(begin)

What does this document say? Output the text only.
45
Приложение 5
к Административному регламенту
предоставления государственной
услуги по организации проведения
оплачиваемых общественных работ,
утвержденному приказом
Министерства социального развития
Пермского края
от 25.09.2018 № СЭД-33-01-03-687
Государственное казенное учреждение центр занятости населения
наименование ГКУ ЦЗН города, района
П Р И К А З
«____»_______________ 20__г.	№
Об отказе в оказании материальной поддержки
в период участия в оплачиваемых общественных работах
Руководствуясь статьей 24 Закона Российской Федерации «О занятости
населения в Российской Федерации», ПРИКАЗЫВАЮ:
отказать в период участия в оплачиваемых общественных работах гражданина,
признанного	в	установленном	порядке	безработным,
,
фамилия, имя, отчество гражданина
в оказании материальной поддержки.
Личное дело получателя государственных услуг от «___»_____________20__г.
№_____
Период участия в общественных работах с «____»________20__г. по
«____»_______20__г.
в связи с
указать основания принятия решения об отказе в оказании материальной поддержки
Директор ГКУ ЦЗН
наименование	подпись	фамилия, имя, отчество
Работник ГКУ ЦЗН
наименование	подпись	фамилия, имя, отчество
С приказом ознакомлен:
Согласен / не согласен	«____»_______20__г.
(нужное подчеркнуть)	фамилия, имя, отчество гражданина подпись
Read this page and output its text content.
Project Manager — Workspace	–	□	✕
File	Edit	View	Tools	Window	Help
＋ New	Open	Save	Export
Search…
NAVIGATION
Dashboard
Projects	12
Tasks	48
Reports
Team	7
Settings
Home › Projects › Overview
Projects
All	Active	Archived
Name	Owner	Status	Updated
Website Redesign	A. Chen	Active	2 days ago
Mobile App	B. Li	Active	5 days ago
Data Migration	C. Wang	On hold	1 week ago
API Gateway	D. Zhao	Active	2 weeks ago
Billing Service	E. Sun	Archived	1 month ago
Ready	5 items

(end)

◆ DESCRIPTION OF THE TASK
Give back all the data exactly as written.

◆ EXERCISE SOLUTION
What does this document say? Output the text only.
45
Приложение 5
к Административному регламенту
предоставления государственной
услуги по организации проведения
оплачиваемых общественных работ,
утвержденному приказом
Министерства социального развития
Пермского края
от 25.09.2018 № СЭД-33-01-03-687
Государственное казенное учреждение центр занятости населения
наименование ГКУ ЦЗН города, района
П Р И К А З
«____»_______________ 20__г.	№
Об отказе в оказании материальной поддержки
в период участия в оплачиваемых общественных работах
Руководствуясь статьей 24 Закона Российской Федерации «О занятости
населения в Российской Федерации», ПРИКАЗЫВАЮ:
отказать в период участия в оплачиваемых общественных работах гражданина,
признанного	в	установленном	порядке	безработным,
,
фамилия, имя, отчество гражданина
в оказании материальной поддержки.
Личное дело получателя государственных услуг от «___»_____________20__г.
№_____
Период участия в общественных работах с «____»________20__г. по
«____»_______20__г.
в связи с
указать основания принятия решения об отказе в оказании материальной поддержки
Директор ГКУ ЦЗН
наименование	подпись	фамилия, имя, отчество
Работник ГКУ ЦЗН
наименование	подпись	фамилия, имя, отчество
С приказом ознакомлен:
Согласен / не согласен	«____»_______20__г.
(нужное подчеркнуть)	фамилия, имя, отчество гражданина подпись
Read this page and output its text content.
Project Manager — Workspace	–	□	✕
File	Edit	View	Tools	Window	Help
＋ New	Open	Save	Export
Search…
NAVIGATION
Dashboard
Projects	12
Tasks	48
Reports
Team	7
Settings
Home › Projects › Overview
Projects
All	Active	Archived
Name	Owner	Status	Updated
Website Redesign	A. Chen	Active	2 days ago
Mobile App	B. Li	Active	5 days ago
Data Migration	C. Wang	On hold	1 week ago
API Gateway	D. Zhao	Active	2 weeks ago
Billing Service	E. Sun	Archived	1 month ago
Ready	5 items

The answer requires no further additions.